(Data listing)
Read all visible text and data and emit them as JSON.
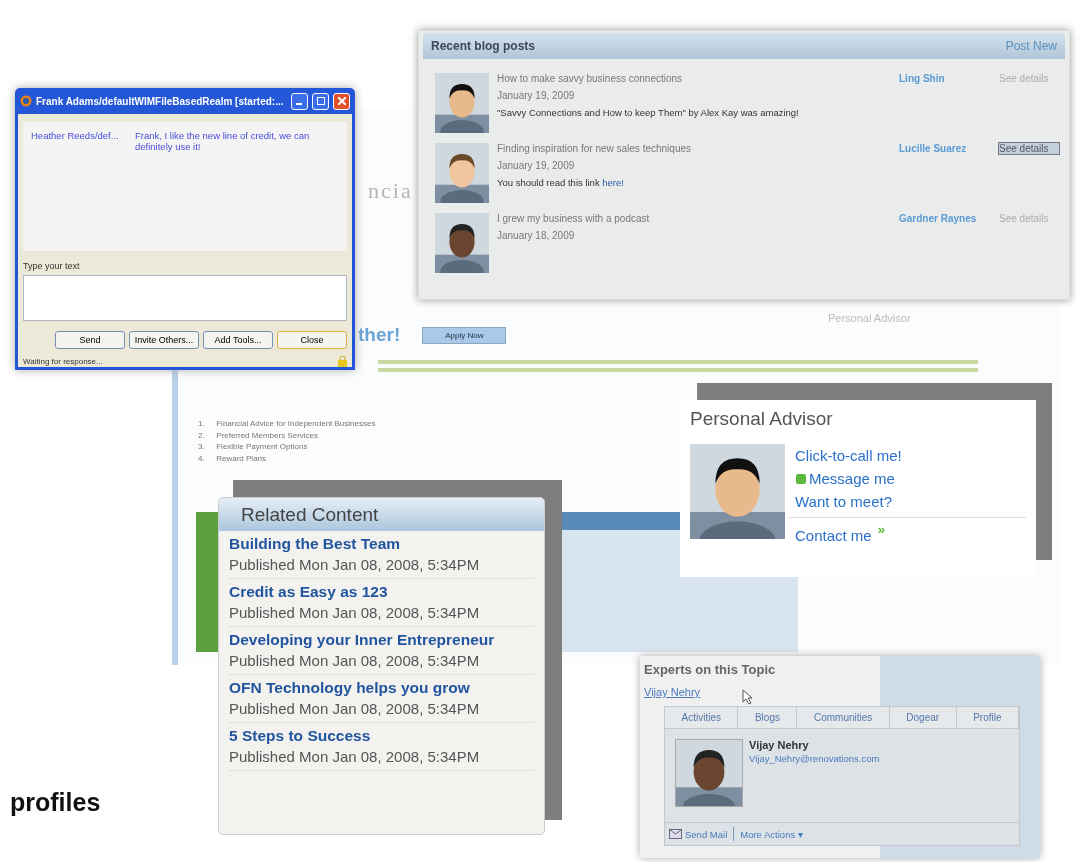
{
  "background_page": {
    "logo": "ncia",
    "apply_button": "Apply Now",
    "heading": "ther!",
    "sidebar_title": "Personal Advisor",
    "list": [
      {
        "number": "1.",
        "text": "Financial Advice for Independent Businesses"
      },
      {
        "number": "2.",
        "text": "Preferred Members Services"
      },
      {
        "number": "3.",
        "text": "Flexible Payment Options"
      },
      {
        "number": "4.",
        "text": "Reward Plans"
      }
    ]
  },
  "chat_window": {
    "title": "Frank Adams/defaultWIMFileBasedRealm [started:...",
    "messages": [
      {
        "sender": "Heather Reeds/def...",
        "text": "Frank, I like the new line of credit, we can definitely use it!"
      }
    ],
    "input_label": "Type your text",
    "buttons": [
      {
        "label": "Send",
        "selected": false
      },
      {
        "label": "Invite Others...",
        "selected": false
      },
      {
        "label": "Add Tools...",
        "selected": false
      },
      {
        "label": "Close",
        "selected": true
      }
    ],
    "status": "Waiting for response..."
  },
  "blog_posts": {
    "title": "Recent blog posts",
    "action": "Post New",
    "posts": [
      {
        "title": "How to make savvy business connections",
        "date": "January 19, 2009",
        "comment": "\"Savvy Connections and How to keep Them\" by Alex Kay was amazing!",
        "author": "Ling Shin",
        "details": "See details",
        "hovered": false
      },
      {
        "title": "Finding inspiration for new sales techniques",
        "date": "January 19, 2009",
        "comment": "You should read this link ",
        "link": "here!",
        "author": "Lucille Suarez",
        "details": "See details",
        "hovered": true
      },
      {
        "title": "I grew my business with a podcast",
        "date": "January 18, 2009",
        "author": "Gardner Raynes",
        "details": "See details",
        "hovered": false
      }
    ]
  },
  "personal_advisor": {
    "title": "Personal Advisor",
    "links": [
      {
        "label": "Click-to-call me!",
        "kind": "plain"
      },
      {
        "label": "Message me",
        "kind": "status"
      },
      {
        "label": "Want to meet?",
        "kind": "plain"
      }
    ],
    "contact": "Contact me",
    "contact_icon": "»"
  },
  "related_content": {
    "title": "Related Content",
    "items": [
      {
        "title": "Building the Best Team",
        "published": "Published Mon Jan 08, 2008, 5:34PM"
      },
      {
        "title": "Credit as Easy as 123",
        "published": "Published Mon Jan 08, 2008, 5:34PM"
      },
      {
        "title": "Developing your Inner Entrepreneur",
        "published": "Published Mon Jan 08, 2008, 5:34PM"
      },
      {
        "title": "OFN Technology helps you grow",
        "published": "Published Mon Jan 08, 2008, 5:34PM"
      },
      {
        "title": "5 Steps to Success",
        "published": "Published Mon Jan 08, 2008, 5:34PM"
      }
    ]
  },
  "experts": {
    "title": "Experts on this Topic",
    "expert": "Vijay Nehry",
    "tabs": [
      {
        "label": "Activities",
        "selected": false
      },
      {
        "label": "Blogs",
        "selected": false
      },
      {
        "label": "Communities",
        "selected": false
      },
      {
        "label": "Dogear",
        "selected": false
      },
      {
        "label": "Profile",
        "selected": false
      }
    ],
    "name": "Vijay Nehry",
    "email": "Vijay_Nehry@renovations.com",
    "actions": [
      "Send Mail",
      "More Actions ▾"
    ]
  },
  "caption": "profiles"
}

THE TASK: Write the records above out again exactly, with no pictures in your copy.

THE ANSWER:
Read all visible text and data and emit them as JSON.
{
  "background_page": {
    "logo": "ncia",
    "apply_button": "Apply Now",
    "heading": "ther!",
    "sidebar_title": "Personal Advisor",
    "list": [
      {
        "number": "1.",
        "text": "Financial Advice for Independent Businesses"
      },
      {
        "number": "2.",
        "text": "Preferred Members Services"
      },
      {
        "number": "3.",
        "text": "Flexible Payment Options"
      },
      {
        "number": "4.",
        "text": "Reward Plans"
      }
    ]
  },
  "chat_window": {
    "title": "Frank Adams/defaultWIMFileBasedRealm [started:...",
    "messages": [
      {
        "sender": "Heather Reeds/def...",
        "text": "Frank, I like the new line of credit, we can definitely use it!"
      }
    ],
    "input_label": "Type your text",
    "buttons": [
      {
        "label": "Send",
        "selected": false
      },
      {
        "label": "Invite Others...",
        "selected": false
      },
      {
        "label": "Add Tools...",
        "selected": false
      },
      {
        "label": "Close",
        "selected": true
      }
    ],
    "status": "Waiting for response..."
  },
  "blog_posts": {
    "title": "Recent blog posts",
    "action": "Post New",
    "posts": [
      {
        "title": "How to make savvy business connections",
        "date": "January 19, 2009",
        "comment": "\"Savvy Connections and How to keep Them\" by Alex Kay was amazing!",
        "author": "Ling Shin",
        "details": "See details",
        "hovered": false
      },
      {
        "title": "Finding inspiration for new sales techniques",
        "date": "January 19, 2009",
        "comment": "You should read this link ",
        "link": "here!",
        "author": "Lucille Suarez",
        "details": "See details",
        "hovered": true
      },
      {
        "title": "I grew my business with a podcast",
        "date": "January 18, 2009",
        "author": "Gardner Raynes",
        "details": "See details",
        "hovered": false
      }
    ]
  },
  "personal_advisor": {
    "title": "Personal Advisor",
    "links": [
      {
        "label": "Click-to-call me!",
        "kind": "plain"
      },
      {
        "label": "Message me",
        "kind": "status"
      },
      {
        "label": "Want to meet?",
        "kind": "plain"
      }
    ],
    "contact": "Contact me",
    "contact_icon": "»"
  },
  "related_content": {
    "title": "Related Content",
    "items": [
      {
        "title": "Building the Best Team",
        "published": "Published Mon Jan 08, 2008, 5:34PM"
      },
      {
        "title": "Credit as Easy as 123",
        "published": "Published Mon Jan 08, 2008, 5:34PM"
      },
      {
        "title": "Developing your Inner Entrepreneur",
        "published": "Published Mon Jan 08, 2008, 5:34PM"
      },
      {
        "title": "OFN Technology helps you grow",
        "published": "Published Mon Jan 08, 2008, 5:34PM"
      },
      {
        "title": "5 Steps to Success",
        "published": "Published Mon Jan 08, 2008, 5:34PM"
      }
    ]
  },
  "experts": {
    "title": "Experts on this Topic",
    "expert": "Vijay Nehry",
    "tabs": [
      {
        "label": "Activities",
        "selected": false
      },
      {
        "label": "Blogs",
        "selected": false
      },
      {
        "label": "Communities",
        "selected": false
      },
      {
        "label": "Dogear",
        "selected": false
      },
      {
        "label": "Profile",
        "selected": false
      }
    ],
    "name": "Vijay Nehry",
    "email": "Vijay_Nehry@renovations.com",
    "actions": [
      "Send Mail",
      "More Actions ▾"
    ]
  },
  "caption": "profiles"
}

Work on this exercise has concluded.